[Given task]
Every line of the data that contains the string "PENDIDIKAN" must be copied.

# Supplied records start

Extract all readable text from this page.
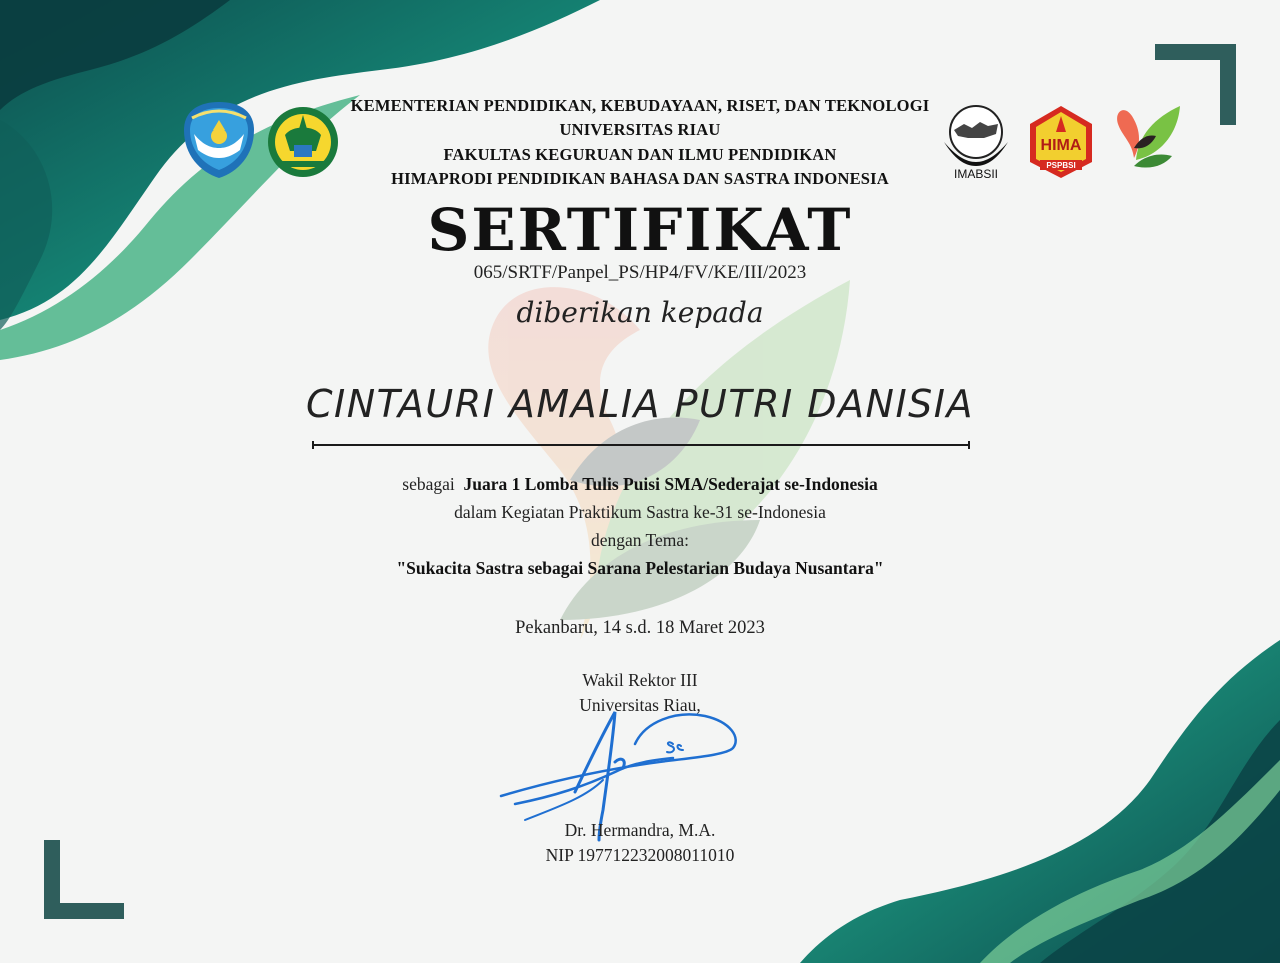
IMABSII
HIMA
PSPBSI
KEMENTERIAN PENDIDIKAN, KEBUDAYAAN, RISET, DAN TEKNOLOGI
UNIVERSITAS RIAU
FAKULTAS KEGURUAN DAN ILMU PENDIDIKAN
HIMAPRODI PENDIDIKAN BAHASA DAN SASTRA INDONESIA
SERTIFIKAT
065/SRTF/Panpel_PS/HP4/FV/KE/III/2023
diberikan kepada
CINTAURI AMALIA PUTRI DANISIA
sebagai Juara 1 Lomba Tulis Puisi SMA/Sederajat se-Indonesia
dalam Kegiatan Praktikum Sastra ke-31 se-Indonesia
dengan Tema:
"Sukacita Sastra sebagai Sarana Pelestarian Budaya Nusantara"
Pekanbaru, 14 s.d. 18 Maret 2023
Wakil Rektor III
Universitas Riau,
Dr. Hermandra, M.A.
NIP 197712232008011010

# Supplied records end

[Answer for this exercise]
KEMENTERIAN PENDIDIKAN, KEBUDAYAAN, RISET, DAN TEKNOLOGI
FAKULTAS KEGURUAN DAN ILMU PENDIDIKAN
HIMAPRODI PENDIDIKAN BAHASA DAN SASTRA INDONESIA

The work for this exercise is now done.